*REQUIRED WORK:* Return each line of the listing that contains the string "text".

+===+

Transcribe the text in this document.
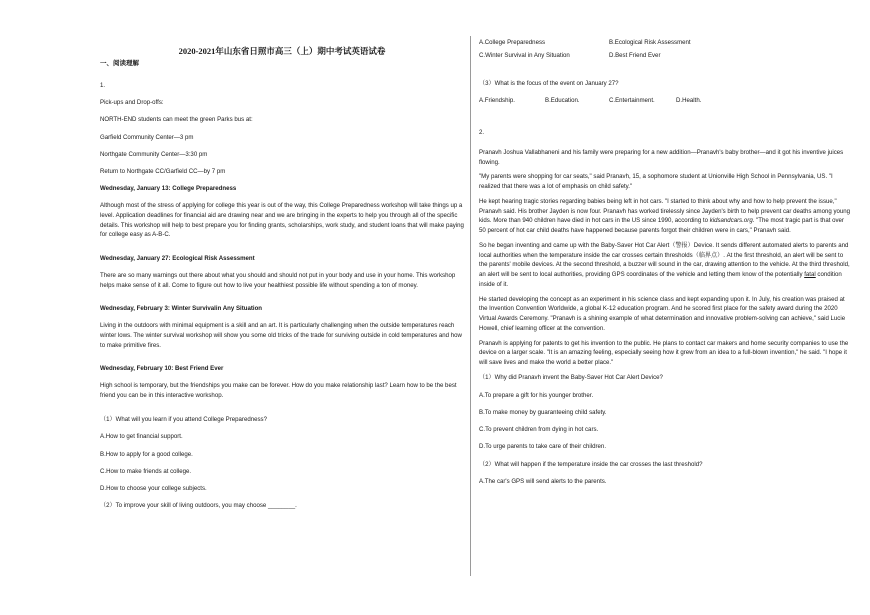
2020-2021年山东省日照市高三（上）期中考试英语试卷

一、阅读理解

1.

Pick-ups and Drop-offs:

NORTH-END students can meet the green Parks bus at:

Garfield Community Center—3 pm

Northgate Community Center—3:30 pm

Return to Northgate CC/Garfield CC—by 7 pm

Wednesday, January 13: College Preparedness

Although most of the stress of applying for college this year is out of the way, this College Preparedness workshop will take things up a level. Application deadlines for financial aid are drawing near and we are bringing in the experts to help you through all of the specific details. This workshop will help to best prepare you for finding grants, scholarships, work study, and student loans that will make paying for college easy as A-B-C.

Wednesday, January 27: Ecological Risk Assessment

There are so many warnings out there about what you should and should not put in your body and use in your home. This workshop helps make sense of it all. Come to figure out how to live your healthiest possible life without spending a ton of money.

Wednesday, February 3: Winter Survivalin Any Situation

Living in the outdoors with minimal equipment is a skill and an art. It is particularly challenging when the outside temperatures reach winter lows. The winter survival workshop will show you some old tricks of the trade for surviving outside in cold temperatures and how to make primitive fires.

Wednesday, February 10: Best Friend Ever

High school is temporary, but the friendships you make can be forever. How do you make relationship last? Learn how to be the best friend you can be in this interactive workshop.

（1）What will you learn if you attend College Preparedness?

A.How to get financial support.

B.How to apply for a good college.

C.How to make friends at college.

D.How to choose your college subjects.

（2）To improve your skill of living outdoors, you may choose ________.

A.College Preparedness	B.Ecological Risk Assessment
C.Winter Survival in Any Situation	D.Best Friend Ever

（3）What is the focus of the event on January 27?

A.Friendship.	B.Education.	C.Entertainment.	D.Health.

2.

Pranavh Joshua Vallabhaneni and his family were preparing for a new addition—Pranavh's baby brother—and it got his inventive juices flowing.

"My parents were shopping for car seats," said Pranavh, 15, a sophomore student at Unionville High School in Pennsylvania, US. "I realized that there was a lot of emphasis on child safety."

He kept hearing tragic stories regarding babies being left in hot cars. "I started to think about why and how to help prevent the issue," Pranavh said. His brother Jayden is now four. Pranavh has worked tirelessly since Jayden's birth to help prevent car deaths among young kids. More than 940 children have died in hot cars in the US since 1990, according to kidsandcars.org. "The most tragic part is that over 50 percent of hot car child deaths have happened because parents forgot their children were in cars," Pranavh said.

So he began inventing and came up with the Baby-Saver Hot Car Alert（警报）Device. It sends different automated alerts to parents and local authorities when the temperature inside the car crosses certain thresholds（临界点）. At the first threshold, an alert will be sent to the parents' mobile devices. At the second threshold, a buzzer will sound in the car, drawing attention to the vehicle. At the third threshold, an alert will be sent to local authorities, providing GPS coordinates of the vehicle and letting them know of the potentially fatal condition inside of it.

He started developing the concept as an experiment in his science class and kept expanding upon it. In July, his creation was praised at the Invention Convention Worldwide, a global K-12 education program. And he scored first place for the safety award during the 2020 Virtual Awards Ceremony. "Pranavh is a shining example of what determination and innovative problem-solving can achieve," said Lucie Howell, chief learning officer at the convention.

Pranavh is applying for patents to get his invention to the public. He plans to contact car makers and home security companies to use the device on a larger scale. "It is an amazing feeling, especially seeing how it grew from an idea to a full-blown invention," he said. "I hope it will save lives and make the world a better place."

（1）Why did Pranavh invent the Baby-Saver Hot Car Alert Device?

A.To prepare a gift for his younger brother.

B.To make money by guaranteeing child safety.

C.To prevent children from dying in hot cars.

D.To urge parents to take care of their children.

（2）What will happen if the temperature inside the car crosses the last threshold?

A.The car's GPS will send alerts to the parents.
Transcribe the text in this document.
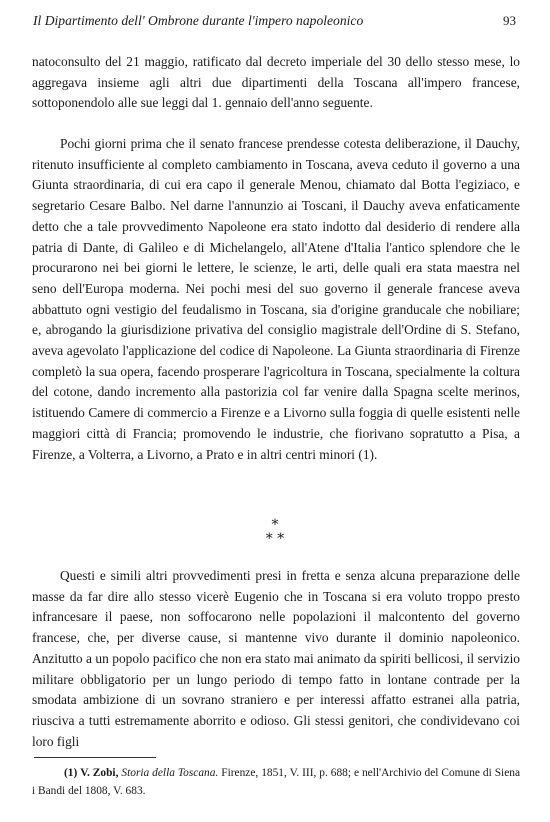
Il Dipartimento dell' Ombrone durante l'impero napoleonico	93

natoconsulto del 21 maggio, ratificato dal decreto imperiale del 30 dello stesso mese, lo aggregava insieme agli altri due dipartimenti della Toscana all'impero francese, sottoponendolo alle sue leggi dal 1. gennaio dell'anno seguente.

Pochi giorni prima che il senato francese prendesse cotesta deliberazione, il Dauchy, ritenuto insufficiente al completo cambiamento in Toscana, aveva ceduto il governo a una Giunta straordinaria, di cui era capo il generale Menou, chiamato dal Botta l'egiziaco, e segretario Cesare Balbo. Nel darne l'annunzio ai Toscani, il Dauchy aveva enfaticamente detto che a tale provvedimento Napoleone era stato indotto dal desiderio di rendere alla patria di Dante, di Galileo e di Michelangelo, all'Atene d'Italia l'antico splendore che le procurarono nei bei giorni le lettere, le scienze, le arti, delle quali era stata maestra nel seno dell'Europa moderna. Nei pochi mesi del suo governo il generale francese aveva abbattuto ogni vestigio del feudalismo in Toscana, sia d'origine granducale che nobiliare; e, abrogando la giurisdizione privativa del consiglio magistrale dell'Ordine di S. Stefano, aveva agevolato l'applicazione del codice di Napoleone. La Giunta straordinaria di Firenze completò la sua opera, facendo prosperare l'agricoltura in Toscana, specialmente la coltura del cotone, dando incremento alla pastorizia col far venire dalla Spagna scelte merinos, istituendo Camere di commercio a Firenze e a Livorno sulla foggia di quelle esistenti nelle maggiori città di Francia; promovendo le industrie, che fiorivano sopratutto a Pisa, a Firenze, a Volterra, a Livorno, a Prato e in altri centri minori (1).

*
* *

Questi e simili altri provvedimenti presi in fretta e senza alcuna preparazione delle masse da far dire allo stesso vicerè Eugenio che in Toscana si era voluto troppo presto infrancesare il paese, non soffocarono nelle popolazioni il malcontento del governo francese, che, per diverse cause, si mantenne vivo durante il dominio napoleonico. Anzitutto a un popolo pacifico che non era stato mai animato da spiriti bellicosi, il servizio militare obbligatorio per un lungo periodo di tempo fatto in lontane contrade per la smodata ambizione di un sovrano straniero e per interessi affatto estranei alla patria, riusciva a tutti estremamente aborrito e odioso. Gli stessi genitori, che condividevano coi loro figli

(1) V. Zobi, Storia della Toscana. Firenze, 1851, V. III, p. 688; e nell'Archivio del Comune di Siena i Bandi del 1808, V. 683.
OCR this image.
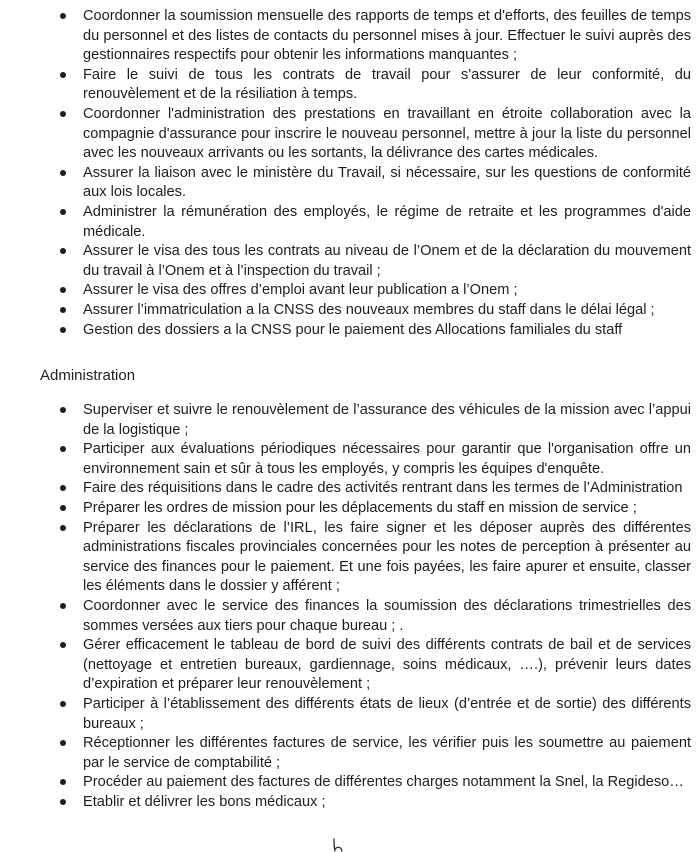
Coordonner la soumission mensuelle des rapports de temps et d'efforts, des feuilles de temps du personnel et des listes de contacts du personnel mises à jour. Effectuer le suivi auprès des gestionnaires respectifs pour obtenir les informations manquantes ;
Faire le suivi de tous les contrats de travail pour s'assurer de leur conformité, du renouvèlement et de la résiliation à temps.
Coordonner l'administration des prestations en travaillant en étroite collaboration avec la compagnie d'assurance pour inscrire le nouveau personnel, mettre à jour la liste du personnel avec les nouveaux arrivants ou les sortants, la délivrance des cartes médicales.
Assurer la liaison avec le ministère du Travail, si nécessaire, sur les questions de conformité aux lois locales.
Administrer la rémunération des employés, le régime de retraite et les programmes d'aide médicale.
Assurer le visa des tous les contrats au niveau de l’Onem et de la déclaration du mouvement du travail à l’Onem et à l’inspection du travail ;
Assurer le visa des offres d’emploi avant leur publication a l’Onem ;
Assurer l’immatriculation a la CNSS des nouveaux membres du staff dans le délai légal ;
Gestion des dossiers a la CNSS pour le paiement des Allocations familiales du staff
Administration
Superviser et suivre le renouvèlement de l’assurance des véhicules de la mission avec l’appui de la logistique ;
Participer aux évaluations périodiques nécessaires pour garantir que l'organisation offre un environnement sain et sûr à tous les employés, y compris les équipes d'enquête.
Faire des réquisitions dans le cadre des activités rentrant dans les termes de l’Administration
Préparer les ordres de mission pour les déplacements du staff en mission de service ;
Préparer les déclarations de l’IRL, les faire signer et les déposer auprès des différentes administrations fiscales provinciales concernées pour les notes de perception à présenter au service des finances pour le paiement. Et une fois payées, les faire apurer et ensuite, classer les éléments dans le dossier y afférent ;
Coordonner avec le service des finances la soumission des déclarations trimestrielles des sommes versées aux tiers pour chaque bureau ; .
Gérer efficacement le tableau de bord de suivi des différents contrats de bail et de services (nettoyage et entretien bureaux, gardiennage, soins médicaux, ….), prévenir leurs dates d’expiration et préparer leur renouvèlement ;
Participer à l’établissement des différents états de lieux (d’entrée et de sortie) des différents bureaux ;
Réceptionner les différentes factures de service, les vérifier puis les soumettre au paiement par le service de comptabilité ;
Procéder au paiement des factures de différentes charges notamment la Snel, la Regideso…
Etablir et délivrer les bons médicaux ;
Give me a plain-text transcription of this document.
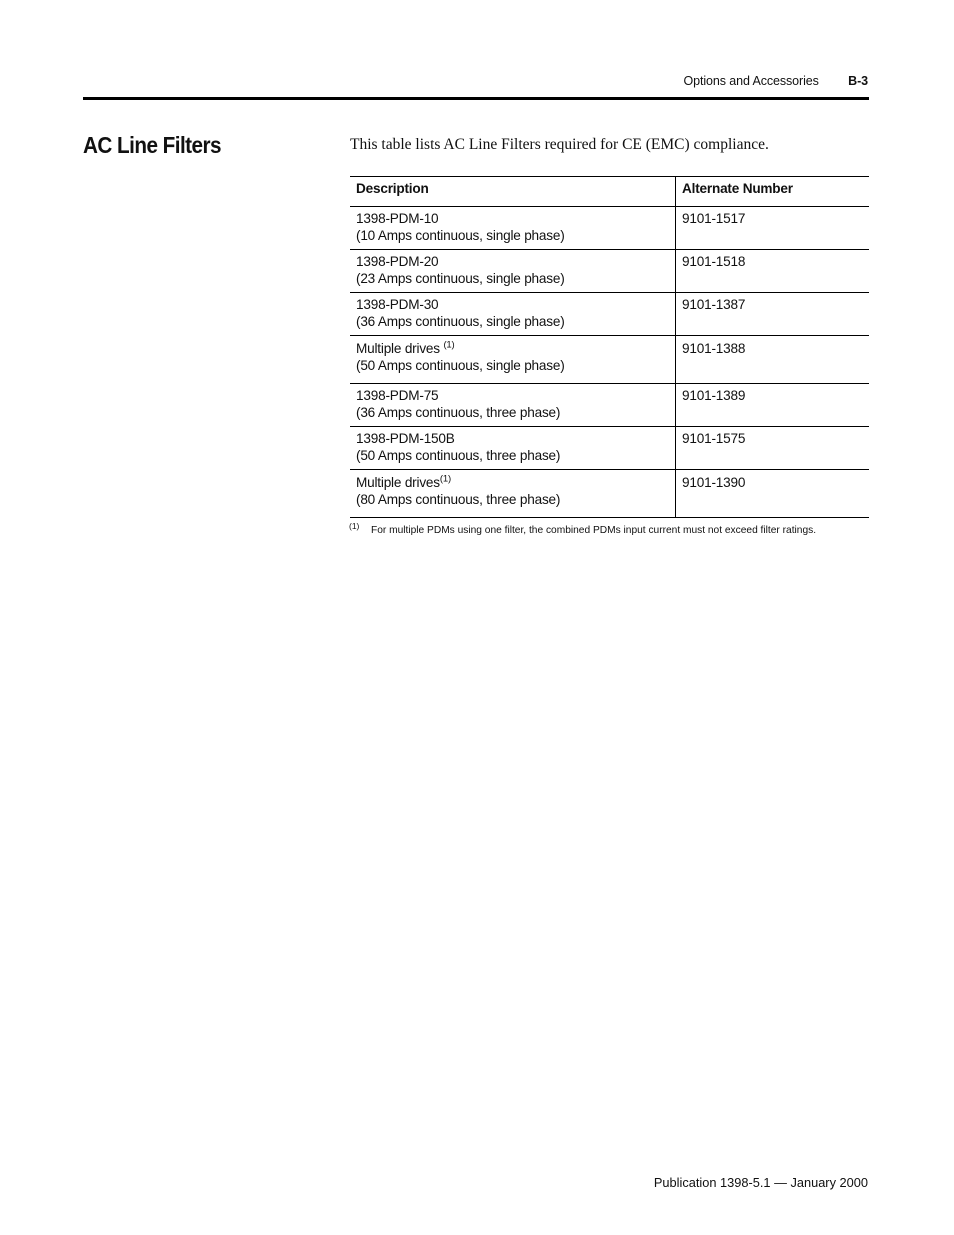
Options and Accessories B-3
AC Line Filters	This table lists AC Line Filters required for CE (EMC) compliance.

Description	Alternate Number

1398-PDM-10
(10 Amps continuous, single phase)	9101-1517

1398-PDM-20
(23 Amps continuous, single phase)	9101-1518

1398-PDM-30
(36 Amps continuous, single phase)	9101-1387

Multiple drives $^{(1)}$
(50 Amps continuous, single phase)	9101-1388

1398-PDM-75
(36 Amps continuous, three phase)	9101-1389

1398-PDM-150B
(50 Amps continuous, three phase)	9101-1575

Multiple drives$^{(1)}$
(80 Amps continuous, three phase)	9101-1390
(1) For multiple PDMs using one filter, the combined PDMs input current must not exceed filter ratings.
Publication 1398-5.1 — January 2000
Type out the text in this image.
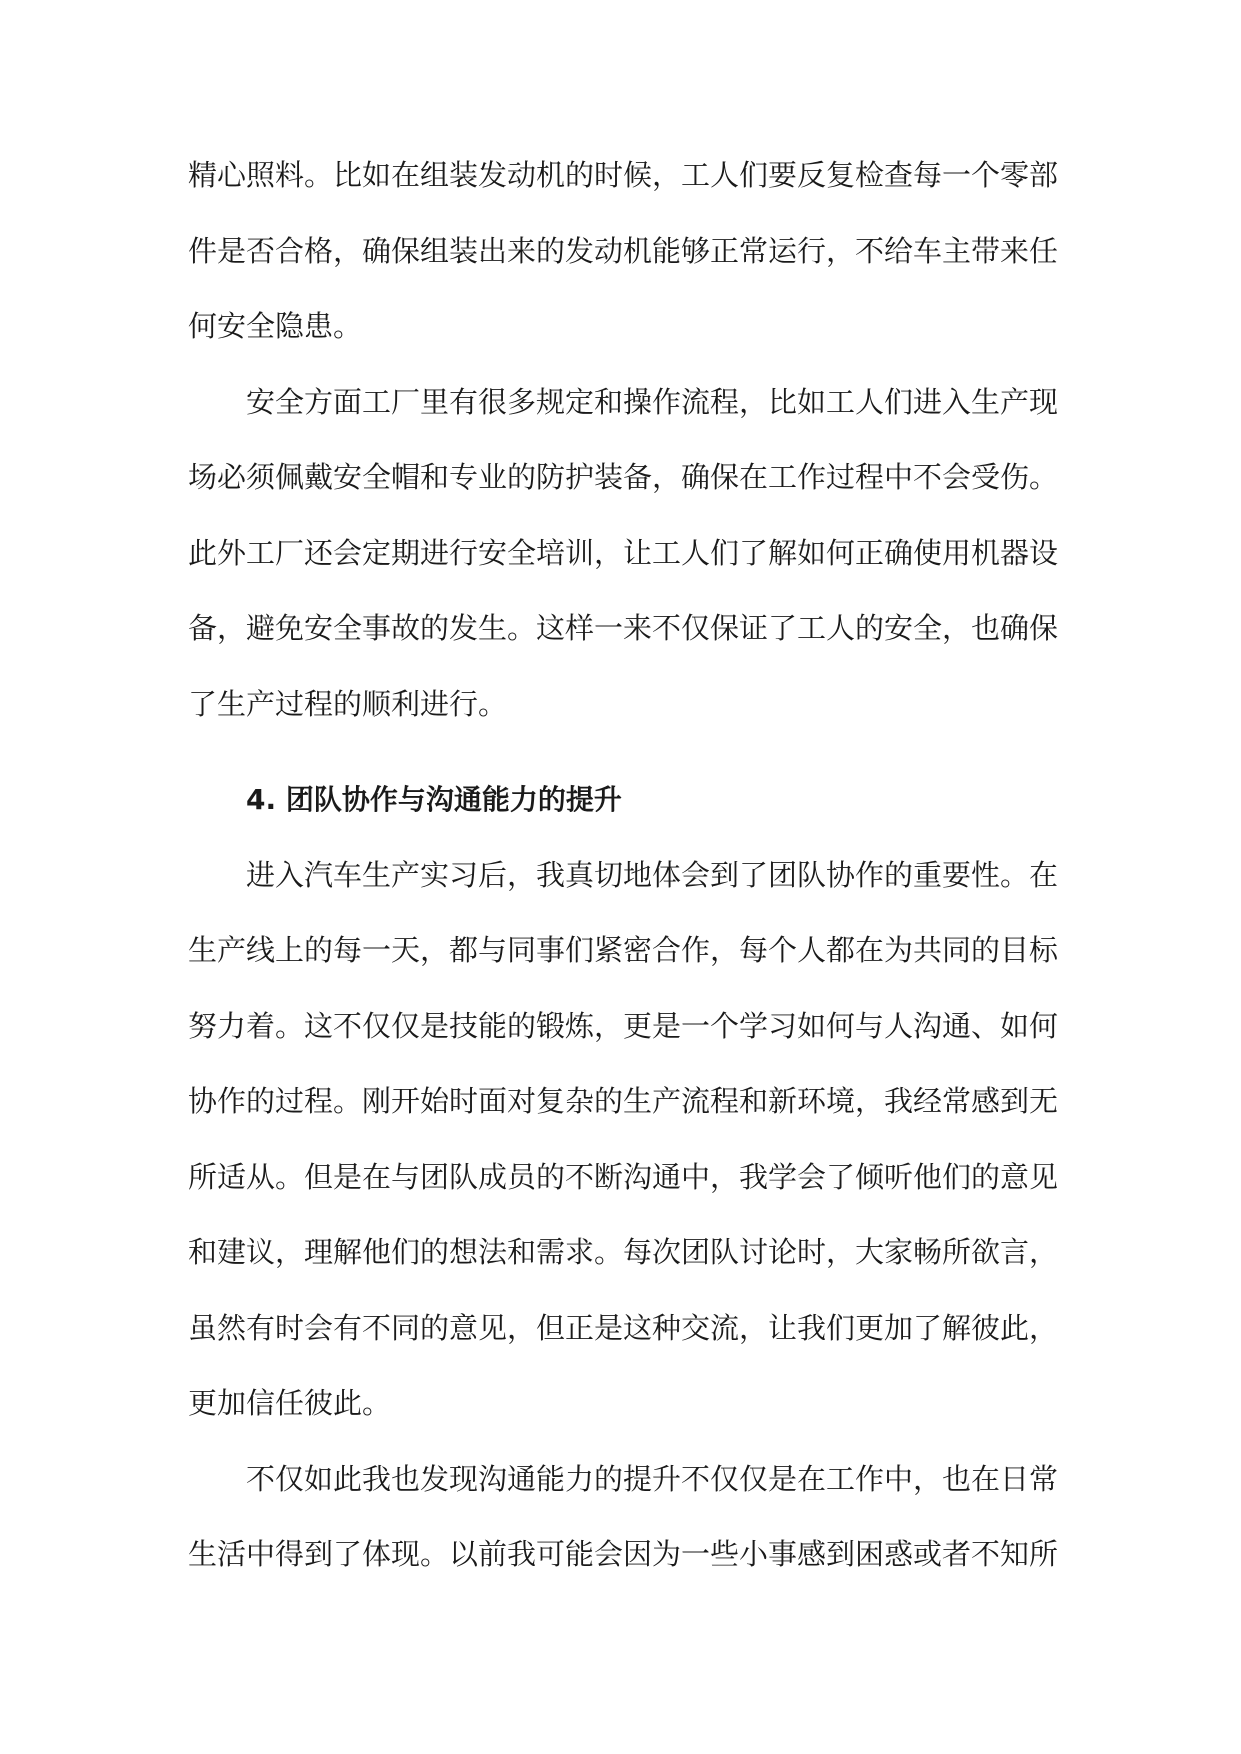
精心照料。比如在组装发动机的时候，工人们要反复检查每一个零部件是否合格，确保组装出来的发动机能够正常运行，不给车主带来任何安全隐患。

安全方面工厂里有很多规定和操作流程，比如工人们进入生产现场必须佩戴安全帽和专业的防护装备，确保在工作过程中不会受伤。此外工厂还会定期进行安全培训，让工人们了解如何正确使用机器设备，避免安全事故的发生。这样一来不仅保证了工人的安全，也确保了生产过程的顺利进行。

4. 团队协作与沟通能力的提升

进入汽车生产实习后，我真切地体会到了团队协作的重要性。在生产线上的每一天，都与同事们紧密合作，每个人都在为共同的目标努力着。这不仅仅是技能的锻炼，更是一个学习如何与人沟通、如何协作的过程。刚开始时面对复杂的生产流程和新环境，我经常感到无所适从。但是在与团队成员的不断沟通中，我学会了倾听他们的意见和建议，理解他们的想法和需求。每次团队讨论时，大家畅所欲言，虽然有时会有不同的意见，但正是这种交流，让我们更加了解彼此，更加信任彼此。

不仅如此我也发现沟通能力的提升不仅仅是在工作中，也在日常生活中得到了体现。以前我可能会因为一些小事感到困惑或者不知所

+===+

*TASK RESPONSE:*
Transcribe the text in this document.
Transcribe the text in this document.
Give me a plain-text transcription of this document.
Type out the text in this image.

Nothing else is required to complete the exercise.